▶ _THE TASK_:
Write out each of the lines below word for word, keeping them in the same order.
____ MATERIAL FOR THIS EXERCISE
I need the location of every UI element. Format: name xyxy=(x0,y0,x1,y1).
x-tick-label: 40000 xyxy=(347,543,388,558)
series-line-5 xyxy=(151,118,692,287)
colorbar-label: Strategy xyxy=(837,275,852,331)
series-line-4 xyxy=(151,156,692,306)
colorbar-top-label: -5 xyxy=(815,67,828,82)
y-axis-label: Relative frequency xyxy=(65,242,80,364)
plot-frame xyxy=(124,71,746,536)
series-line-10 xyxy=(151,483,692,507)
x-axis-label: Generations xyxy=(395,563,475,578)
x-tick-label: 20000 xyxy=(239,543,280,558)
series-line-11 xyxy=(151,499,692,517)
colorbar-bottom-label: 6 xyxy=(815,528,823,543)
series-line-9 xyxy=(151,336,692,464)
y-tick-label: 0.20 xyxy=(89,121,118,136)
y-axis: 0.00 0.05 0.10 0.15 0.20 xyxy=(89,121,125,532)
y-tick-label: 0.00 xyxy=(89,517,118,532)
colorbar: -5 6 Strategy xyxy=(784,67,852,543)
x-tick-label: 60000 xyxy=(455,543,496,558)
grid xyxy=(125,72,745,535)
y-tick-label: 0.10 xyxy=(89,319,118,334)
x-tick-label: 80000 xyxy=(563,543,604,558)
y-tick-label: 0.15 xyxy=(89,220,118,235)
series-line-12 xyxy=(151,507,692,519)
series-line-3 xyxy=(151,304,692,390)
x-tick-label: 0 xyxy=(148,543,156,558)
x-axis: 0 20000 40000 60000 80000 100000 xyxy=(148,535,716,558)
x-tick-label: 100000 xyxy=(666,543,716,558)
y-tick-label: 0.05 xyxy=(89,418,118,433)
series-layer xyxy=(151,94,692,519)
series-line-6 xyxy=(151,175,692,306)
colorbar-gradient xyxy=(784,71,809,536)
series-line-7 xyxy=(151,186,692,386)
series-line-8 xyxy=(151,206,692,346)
________
▶ _ANSWER TO THE TASK_:
I need the location of every UI element. Format: name xyxy=(x0,y0,x1,y1).
x-tick-label: 40000 xyxy=(347,543,388,558)
series-line-5 xyxy=(151,118,692,287)
colorbar-label: Strategy xyxy=(837,275,852,331)
series-line-4 xyxy=(151,156,692,306)
colorbar-top-label: -5 xyxy=(815,67,828,82)
y-axis-label: Relative frequency xyxy=(65,242,80,364)
plot-frame xyxy=(124,71,746,536)
series-line-10 xyxy=(151,483,692,507)
x-axis-label: Generations xyxy=(395,563,475,578)
x-tick-label: 20000 xyxy=(239,543,280,558)
series-line-11 xyxy=(151,499,692,517)
colorbar-bottom-label: 6 xyxy=(815,528,823,543)
series-line-9 xyxy=(151,336,692,464)
y-tick-label: 0.20 xyxy=(89,121,118,136)
y-axis: 0.00 0.05 0.10 0.15 0.20 xyxy=(89,121,125,532)
y-tick-label: 0.00 xyxy=(89,517,118,532)
colorbar: -5 6 Strategy xyxy=(784,67,852,543)
x-tick-label: 60000 xyxy=(455,543,496,558)
grid xyxy=(125,72,745,535)
y-tick-label: 0.10 xyxy=(89,319,118,334)
x-tick-label: 80000 xyxy=(563,543,604,558)
y-tick-label: 0.15 xyxy=(89,220,118,235)
series-line-12 xyxy=(151,507,692,519)
series-line-3 xyxy=(151,304,692,390)
x-tick-label: 0 xyxy=(148,543,156,558)
x-axis: 0 20000 40000 60000 80000 100000 xyxy=(148,535,716,558)
x-tick-label: 100000 xyxy=(666,543,716,558)
y-tick-label: 0.05 xyxy=(89,418,118,433)
series-layer xyxy=(151,94,692,519)
series-line-6 xyxy=(151,175,692,306)
colorbar-gradient xyxy=(784,71,809,536)
series-line-7 xyxy=(151,186,692,386)
series-line-8 xyxy=(151,206,692,346)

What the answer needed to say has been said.